- Request -
Go through the listing and return every line with "Nhật" in it.

- The records -
—————
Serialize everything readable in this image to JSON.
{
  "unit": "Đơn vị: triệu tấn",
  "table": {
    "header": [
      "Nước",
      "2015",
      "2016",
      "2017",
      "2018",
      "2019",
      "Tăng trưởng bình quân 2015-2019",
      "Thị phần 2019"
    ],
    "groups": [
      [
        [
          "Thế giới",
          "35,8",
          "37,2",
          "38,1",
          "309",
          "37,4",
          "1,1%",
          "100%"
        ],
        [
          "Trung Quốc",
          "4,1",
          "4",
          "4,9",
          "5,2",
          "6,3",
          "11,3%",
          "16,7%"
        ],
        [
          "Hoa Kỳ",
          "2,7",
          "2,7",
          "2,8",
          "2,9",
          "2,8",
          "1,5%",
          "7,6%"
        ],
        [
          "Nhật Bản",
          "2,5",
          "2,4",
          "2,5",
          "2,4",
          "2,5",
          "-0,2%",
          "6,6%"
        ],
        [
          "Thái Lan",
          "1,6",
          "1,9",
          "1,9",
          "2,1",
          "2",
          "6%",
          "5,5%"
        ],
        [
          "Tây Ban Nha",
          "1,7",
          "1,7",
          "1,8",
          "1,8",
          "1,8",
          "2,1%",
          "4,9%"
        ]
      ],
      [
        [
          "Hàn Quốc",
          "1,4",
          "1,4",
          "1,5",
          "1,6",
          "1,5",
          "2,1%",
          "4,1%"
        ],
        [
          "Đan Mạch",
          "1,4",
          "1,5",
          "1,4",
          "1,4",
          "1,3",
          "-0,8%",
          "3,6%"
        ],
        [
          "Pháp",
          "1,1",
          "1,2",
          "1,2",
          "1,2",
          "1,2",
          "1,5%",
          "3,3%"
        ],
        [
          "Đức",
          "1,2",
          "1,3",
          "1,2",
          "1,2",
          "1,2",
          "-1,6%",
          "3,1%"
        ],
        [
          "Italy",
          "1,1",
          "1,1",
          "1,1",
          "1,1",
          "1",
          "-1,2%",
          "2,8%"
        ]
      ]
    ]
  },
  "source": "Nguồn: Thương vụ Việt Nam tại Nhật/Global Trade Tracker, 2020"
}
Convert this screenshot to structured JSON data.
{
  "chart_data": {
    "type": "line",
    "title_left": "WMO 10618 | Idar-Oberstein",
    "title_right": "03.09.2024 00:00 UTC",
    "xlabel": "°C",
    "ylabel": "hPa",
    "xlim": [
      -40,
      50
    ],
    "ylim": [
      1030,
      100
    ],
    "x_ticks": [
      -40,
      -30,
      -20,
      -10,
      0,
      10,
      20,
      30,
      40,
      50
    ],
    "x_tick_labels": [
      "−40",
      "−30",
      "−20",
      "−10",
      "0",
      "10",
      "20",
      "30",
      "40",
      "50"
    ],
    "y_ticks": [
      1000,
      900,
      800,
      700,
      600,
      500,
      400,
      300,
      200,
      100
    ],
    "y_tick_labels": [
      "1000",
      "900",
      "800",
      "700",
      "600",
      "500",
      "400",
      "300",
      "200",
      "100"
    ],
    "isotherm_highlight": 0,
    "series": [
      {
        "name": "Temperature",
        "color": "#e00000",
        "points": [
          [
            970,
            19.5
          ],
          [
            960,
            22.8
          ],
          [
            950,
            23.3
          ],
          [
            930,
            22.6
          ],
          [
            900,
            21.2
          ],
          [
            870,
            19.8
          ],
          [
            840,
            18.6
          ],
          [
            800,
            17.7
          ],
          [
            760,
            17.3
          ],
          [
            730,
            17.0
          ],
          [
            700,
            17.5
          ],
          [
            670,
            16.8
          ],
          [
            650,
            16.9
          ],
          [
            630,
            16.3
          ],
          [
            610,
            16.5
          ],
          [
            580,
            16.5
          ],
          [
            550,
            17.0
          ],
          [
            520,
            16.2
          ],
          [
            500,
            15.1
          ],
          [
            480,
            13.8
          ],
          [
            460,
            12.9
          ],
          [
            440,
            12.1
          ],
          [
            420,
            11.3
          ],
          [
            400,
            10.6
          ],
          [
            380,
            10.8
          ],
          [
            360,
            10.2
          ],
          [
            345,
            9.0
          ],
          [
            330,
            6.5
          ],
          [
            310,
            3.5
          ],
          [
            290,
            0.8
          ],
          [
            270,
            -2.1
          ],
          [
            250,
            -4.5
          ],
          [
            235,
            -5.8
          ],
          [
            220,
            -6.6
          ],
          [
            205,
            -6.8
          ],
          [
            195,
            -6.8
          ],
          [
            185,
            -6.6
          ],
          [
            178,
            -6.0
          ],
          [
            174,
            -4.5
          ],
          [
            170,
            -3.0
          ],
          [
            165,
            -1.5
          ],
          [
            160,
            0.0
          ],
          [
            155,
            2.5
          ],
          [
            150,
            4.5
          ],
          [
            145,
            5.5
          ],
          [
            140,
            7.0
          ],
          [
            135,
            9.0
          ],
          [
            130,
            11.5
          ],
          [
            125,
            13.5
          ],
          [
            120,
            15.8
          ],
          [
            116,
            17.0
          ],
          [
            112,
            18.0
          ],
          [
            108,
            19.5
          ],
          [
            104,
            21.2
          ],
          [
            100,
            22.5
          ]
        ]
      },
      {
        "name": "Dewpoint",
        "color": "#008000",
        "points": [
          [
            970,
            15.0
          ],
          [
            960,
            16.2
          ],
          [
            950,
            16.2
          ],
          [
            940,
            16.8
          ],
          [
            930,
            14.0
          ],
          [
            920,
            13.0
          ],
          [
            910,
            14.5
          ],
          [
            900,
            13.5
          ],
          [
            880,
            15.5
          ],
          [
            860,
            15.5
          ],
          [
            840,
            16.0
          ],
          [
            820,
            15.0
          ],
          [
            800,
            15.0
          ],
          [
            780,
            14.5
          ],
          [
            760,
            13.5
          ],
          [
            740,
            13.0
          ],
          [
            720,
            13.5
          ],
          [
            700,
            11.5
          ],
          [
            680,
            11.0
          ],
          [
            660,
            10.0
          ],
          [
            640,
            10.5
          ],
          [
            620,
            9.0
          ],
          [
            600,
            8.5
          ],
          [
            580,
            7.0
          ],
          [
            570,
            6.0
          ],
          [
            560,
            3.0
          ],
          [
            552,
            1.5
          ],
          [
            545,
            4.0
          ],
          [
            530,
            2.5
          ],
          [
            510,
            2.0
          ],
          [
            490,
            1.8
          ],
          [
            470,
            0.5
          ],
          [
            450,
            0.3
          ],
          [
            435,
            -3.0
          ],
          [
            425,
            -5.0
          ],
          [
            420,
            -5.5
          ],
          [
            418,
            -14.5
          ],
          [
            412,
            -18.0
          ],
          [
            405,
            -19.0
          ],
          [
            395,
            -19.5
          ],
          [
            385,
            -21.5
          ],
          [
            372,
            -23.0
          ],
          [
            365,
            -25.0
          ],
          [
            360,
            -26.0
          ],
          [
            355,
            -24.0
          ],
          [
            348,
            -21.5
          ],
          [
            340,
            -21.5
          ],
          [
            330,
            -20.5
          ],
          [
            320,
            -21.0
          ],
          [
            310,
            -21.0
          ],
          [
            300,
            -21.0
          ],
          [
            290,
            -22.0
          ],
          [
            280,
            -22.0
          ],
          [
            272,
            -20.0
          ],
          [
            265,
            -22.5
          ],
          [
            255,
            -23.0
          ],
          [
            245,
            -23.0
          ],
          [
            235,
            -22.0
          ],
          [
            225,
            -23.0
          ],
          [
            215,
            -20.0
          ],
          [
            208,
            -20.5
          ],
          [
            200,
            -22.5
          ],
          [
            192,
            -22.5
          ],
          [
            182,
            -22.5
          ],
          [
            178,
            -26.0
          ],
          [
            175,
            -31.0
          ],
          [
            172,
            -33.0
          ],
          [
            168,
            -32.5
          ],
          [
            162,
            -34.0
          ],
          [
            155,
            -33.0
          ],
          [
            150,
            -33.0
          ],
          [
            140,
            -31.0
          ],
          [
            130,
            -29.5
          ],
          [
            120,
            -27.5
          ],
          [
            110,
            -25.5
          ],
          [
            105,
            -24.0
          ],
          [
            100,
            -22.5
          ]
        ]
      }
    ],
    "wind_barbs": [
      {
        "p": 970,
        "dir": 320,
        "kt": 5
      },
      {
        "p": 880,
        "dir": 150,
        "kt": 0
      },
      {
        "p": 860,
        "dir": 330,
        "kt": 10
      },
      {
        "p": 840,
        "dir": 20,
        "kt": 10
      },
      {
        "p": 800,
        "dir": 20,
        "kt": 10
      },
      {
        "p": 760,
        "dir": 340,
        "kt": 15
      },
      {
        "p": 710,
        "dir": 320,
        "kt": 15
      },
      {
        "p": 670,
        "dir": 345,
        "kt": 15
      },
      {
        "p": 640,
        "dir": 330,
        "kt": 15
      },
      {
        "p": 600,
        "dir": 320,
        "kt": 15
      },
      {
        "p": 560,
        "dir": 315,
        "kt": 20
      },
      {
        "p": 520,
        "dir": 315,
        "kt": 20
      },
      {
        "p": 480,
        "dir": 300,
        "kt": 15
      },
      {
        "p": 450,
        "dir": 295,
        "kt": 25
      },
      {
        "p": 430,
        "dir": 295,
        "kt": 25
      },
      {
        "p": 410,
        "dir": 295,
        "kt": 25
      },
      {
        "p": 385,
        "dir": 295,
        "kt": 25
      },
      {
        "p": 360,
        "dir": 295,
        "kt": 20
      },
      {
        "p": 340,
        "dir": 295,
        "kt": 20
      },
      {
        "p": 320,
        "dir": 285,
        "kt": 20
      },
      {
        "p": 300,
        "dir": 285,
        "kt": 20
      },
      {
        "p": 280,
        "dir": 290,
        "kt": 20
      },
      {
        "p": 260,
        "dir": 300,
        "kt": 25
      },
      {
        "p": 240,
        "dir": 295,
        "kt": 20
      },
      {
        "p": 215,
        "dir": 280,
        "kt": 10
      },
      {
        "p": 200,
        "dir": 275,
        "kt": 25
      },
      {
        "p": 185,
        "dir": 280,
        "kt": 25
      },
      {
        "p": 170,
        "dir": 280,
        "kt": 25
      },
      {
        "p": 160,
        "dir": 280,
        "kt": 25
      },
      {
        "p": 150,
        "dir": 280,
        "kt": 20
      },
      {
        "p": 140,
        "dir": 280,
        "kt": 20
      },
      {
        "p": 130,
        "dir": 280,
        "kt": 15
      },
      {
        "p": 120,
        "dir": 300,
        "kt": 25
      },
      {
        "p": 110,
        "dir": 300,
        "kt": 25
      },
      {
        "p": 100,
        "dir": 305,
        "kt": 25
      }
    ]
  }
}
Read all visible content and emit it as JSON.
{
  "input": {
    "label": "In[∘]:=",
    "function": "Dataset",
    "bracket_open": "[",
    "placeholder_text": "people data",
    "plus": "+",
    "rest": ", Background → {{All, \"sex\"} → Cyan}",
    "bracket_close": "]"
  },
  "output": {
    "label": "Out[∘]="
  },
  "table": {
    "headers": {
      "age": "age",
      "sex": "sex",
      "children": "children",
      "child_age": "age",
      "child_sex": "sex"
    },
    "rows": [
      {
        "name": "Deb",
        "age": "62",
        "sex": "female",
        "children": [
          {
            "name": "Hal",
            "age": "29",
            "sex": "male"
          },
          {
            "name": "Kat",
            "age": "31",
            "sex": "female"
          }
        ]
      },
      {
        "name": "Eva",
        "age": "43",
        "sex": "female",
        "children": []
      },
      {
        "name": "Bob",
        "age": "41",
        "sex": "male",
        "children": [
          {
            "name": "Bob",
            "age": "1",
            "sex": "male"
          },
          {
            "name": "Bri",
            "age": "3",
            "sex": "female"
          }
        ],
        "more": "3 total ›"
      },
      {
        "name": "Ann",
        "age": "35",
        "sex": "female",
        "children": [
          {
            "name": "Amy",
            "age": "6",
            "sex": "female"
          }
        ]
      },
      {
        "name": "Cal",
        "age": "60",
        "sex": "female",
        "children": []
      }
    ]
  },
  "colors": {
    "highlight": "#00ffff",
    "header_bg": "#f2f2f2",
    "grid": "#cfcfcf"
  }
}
—————
- Finished answer -
          "Nhật Bản",
  "source": "Nguồn: Thương vụ Việt Nam tại Nhật/Global Trade Tracker, 2020"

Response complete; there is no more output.